*Problem to solve:* Among the lines below, count those with "hint". Give only the number.

*Data provided:*

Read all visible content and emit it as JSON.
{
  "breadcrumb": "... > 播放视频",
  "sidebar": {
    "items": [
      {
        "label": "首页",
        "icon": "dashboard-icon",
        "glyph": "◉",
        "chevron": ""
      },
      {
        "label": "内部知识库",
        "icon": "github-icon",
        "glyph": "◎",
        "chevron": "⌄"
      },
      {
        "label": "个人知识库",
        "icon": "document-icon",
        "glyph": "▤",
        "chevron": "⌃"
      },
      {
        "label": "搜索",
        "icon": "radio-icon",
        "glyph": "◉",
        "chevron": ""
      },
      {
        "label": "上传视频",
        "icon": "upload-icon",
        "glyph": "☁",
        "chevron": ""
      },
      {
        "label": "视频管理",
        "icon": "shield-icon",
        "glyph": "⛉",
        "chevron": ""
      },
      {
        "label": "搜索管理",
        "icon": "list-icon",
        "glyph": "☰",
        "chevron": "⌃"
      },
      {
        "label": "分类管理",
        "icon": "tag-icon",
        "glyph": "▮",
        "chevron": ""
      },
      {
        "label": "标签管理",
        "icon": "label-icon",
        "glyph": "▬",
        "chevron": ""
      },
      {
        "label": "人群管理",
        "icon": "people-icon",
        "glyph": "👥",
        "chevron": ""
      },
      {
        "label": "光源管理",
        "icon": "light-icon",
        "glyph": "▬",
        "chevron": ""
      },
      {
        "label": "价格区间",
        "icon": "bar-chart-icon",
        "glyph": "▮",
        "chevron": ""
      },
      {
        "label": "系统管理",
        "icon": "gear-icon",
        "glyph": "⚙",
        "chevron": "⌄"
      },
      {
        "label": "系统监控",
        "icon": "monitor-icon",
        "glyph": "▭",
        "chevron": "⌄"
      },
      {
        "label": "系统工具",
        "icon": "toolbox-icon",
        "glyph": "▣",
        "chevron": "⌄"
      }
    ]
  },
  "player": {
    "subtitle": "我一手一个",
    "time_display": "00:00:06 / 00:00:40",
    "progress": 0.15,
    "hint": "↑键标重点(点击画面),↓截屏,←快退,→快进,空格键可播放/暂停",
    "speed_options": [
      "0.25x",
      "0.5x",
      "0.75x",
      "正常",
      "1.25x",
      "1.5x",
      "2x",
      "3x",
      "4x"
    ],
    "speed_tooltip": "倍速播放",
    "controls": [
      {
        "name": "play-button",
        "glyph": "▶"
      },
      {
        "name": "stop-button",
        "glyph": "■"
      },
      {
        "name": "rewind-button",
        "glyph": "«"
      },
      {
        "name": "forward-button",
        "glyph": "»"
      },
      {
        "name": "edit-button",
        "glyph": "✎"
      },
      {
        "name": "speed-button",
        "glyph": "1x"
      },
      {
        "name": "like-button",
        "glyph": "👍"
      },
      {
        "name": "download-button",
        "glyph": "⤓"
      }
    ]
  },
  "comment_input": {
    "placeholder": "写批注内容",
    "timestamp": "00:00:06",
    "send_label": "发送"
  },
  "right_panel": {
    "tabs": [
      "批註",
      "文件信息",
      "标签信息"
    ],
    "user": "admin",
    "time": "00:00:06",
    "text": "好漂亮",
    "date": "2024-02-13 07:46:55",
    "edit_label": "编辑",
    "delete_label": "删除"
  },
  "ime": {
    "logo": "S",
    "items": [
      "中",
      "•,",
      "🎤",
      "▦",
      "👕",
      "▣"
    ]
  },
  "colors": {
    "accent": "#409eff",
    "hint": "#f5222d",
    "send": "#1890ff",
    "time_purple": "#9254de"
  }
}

*Answer to the problem:* 2